▶ RECORD EXCERPTS
* Begin *
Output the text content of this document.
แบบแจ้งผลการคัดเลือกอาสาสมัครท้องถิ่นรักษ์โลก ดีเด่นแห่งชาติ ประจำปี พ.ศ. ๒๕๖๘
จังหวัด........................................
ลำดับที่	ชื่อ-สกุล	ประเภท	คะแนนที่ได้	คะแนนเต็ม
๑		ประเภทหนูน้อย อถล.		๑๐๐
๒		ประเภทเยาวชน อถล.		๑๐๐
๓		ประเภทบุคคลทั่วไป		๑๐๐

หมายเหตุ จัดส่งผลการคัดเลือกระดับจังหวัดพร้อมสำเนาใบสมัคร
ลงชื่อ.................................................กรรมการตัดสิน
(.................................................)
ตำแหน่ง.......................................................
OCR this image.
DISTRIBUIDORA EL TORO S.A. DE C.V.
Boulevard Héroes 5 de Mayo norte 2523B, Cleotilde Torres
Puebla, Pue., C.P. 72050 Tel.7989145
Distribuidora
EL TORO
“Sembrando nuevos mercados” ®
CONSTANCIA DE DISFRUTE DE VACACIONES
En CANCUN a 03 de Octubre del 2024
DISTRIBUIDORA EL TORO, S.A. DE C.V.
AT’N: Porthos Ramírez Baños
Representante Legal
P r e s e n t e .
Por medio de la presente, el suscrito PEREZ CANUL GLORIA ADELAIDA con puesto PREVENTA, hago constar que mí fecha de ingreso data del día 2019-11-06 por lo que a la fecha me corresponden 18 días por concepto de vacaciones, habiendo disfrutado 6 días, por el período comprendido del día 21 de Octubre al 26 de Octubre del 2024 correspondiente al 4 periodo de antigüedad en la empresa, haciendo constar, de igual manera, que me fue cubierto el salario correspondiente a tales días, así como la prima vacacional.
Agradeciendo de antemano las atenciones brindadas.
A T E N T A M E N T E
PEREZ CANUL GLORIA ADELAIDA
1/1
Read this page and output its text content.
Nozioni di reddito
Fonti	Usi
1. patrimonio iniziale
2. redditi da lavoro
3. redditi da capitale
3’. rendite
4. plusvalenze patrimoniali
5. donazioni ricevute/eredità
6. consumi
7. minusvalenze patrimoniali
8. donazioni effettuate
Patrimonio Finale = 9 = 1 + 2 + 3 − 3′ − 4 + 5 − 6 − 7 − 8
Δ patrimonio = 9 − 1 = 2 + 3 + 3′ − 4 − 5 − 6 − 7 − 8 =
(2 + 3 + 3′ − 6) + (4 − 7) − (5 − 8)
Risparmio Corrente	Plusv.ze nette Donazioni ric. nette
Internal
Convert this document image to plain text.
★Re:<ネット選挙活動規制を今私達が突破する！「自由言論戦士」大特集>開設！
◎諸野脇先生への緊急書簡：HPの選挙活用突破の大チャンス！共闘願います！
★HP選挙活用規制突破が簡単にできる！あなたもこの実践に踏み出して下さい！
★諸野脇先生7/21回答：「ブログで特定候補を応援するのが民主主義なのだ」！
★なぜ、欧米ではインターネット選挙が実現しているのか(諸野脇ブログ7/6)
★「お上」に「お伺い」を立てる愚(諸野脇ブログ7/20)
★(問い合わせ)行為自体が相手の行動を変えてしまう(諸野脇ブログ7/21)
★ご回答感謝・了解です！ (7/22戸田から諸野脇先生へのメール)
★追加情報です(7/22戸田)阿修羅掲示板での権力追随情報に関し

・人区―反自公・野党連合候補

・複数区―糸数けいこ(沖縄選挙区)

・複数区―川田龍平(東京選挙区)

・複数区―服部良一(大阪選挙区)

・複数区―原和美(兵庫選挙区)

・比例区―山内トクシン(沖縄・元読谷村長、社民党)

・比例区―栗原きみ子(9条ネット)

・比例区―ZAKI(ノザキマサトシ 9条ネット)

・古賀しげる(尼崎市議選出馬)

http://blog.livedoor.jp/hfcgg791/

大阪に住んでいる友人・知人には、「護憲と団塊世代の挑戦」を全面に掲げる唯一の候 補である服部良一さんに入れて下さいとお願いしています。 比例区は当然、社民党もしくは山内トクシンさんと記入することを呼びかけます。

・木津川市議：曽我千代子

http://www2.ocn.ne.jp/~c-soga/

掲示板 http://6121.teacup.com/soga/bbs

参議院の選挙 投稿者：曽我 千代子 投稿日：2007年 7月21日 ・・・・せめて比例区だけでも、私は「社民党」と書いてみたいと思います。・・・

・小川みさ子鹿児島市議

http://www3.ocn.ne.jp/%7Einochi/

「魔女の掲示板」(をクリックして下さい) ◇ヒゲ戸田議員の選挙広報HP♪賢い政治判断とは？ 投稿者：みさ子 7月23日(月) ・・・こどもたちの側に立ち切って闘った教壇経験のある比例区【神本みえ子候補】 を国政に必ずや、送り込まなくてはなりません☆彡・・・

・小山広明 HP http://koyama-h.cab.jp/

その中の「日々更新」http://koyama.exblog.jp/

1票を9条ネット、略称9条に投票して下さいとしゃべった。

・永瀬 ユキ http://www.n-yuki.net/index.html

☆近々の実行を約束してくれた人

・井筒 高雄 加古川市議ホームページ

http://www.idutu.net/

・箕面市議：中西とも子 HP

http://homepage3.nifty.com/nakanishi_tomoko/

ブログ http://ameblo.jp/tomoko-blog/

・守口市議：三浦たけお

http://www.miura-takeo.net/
* End *
▶ WHAT TO WORK ON
Return each line where "redditi" shows up.

▶ SOLUTION
2. redditi da lavoro
3. redditi da capitale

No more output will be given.